→ **Problem description**
Your task is to repeat all of the data exactly while excluding the pictures.

→ **Excerpted records**
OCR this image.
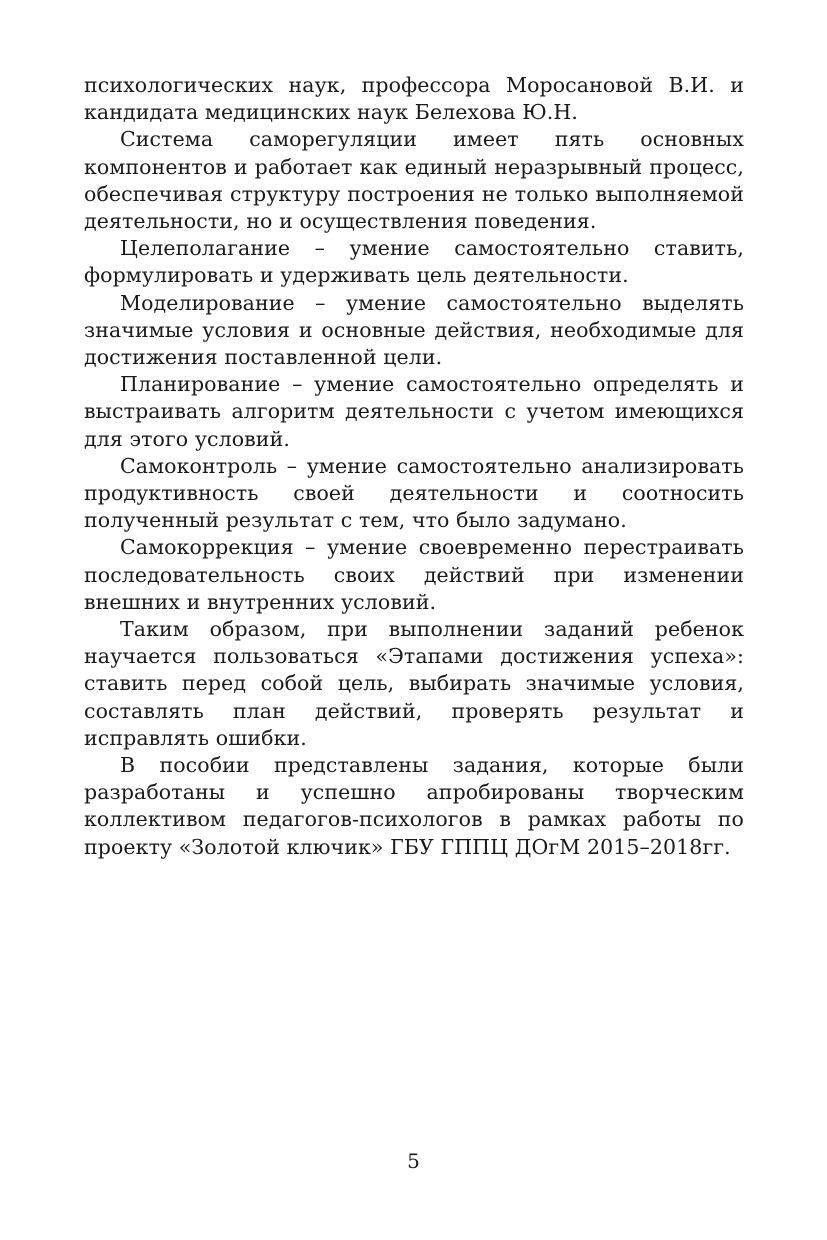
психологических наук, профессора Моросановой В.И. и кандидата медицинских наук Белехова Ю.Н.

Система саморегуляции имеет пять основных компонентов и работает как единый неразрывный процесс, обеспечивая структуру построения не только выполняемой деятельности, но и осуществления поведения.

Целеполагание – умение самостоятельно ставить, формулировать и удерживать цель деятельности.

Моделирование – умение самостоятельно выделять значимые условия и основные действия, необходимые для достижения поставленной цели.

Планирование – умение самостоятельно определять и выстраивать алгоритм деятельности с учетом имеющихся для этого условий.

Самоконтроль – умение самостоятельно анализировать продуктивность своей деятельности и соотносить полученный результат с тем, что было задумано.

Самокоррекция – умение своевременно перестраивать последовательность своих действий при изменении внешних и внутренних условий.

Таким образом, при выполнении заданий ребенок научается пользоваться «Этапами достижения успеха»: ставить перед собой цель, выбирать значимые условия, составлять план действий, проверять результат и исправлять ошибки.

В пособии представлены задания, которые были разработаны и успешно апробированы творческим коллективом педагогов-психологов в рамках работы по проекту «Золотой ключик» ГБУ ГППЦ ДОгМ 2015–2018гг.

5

→ **Response to this exercise**
OCR this image.
психологических наук, профессора Моросановой В.И. и кандидата медицинских наук Белехова Ю.Н.

Система саморегуляции имеет пять основных компонентов и работает как единый неразрывный процесс, обеспечивая структуру построения не только выполняемой деятельности, но и осуществления поведения.

Целеполагание – умение самостоятельно ставить, формулировать и удерживать цель деятельности.

Моделирование – умение самостоятельно выделять значимые условия и основные действия, необходимые для достижения поставленной цели.

Планирование – умение самостоятельно определять и выстраивать алгоритм деятельности с учетом имеющихся для этого условий.

Самоконтроль – умение самостоятельно анализировать продуктивность своей деятельности и соотносить полученный результат с тем, что было задумано.

Самокоррекция – умение своевременно перестраивать последовательность своих действий при изменении внешних и внутренних условий.

Таким образом, при выполнении заданий ребенок научается пользоваться «Этапами достижения успеха»: ставить перед собой цель, выбирать значимые условия, составлять план действий, проверять результат и исправлять ошибки.

В пособии представлены задания, которые были разработаны и успешно апробированы творческим коллективом педагогов-психологов в рамках работы по проекту «Золотой ключик» ГБУ ГППЦ ДОгМ 2015–2018гг.

5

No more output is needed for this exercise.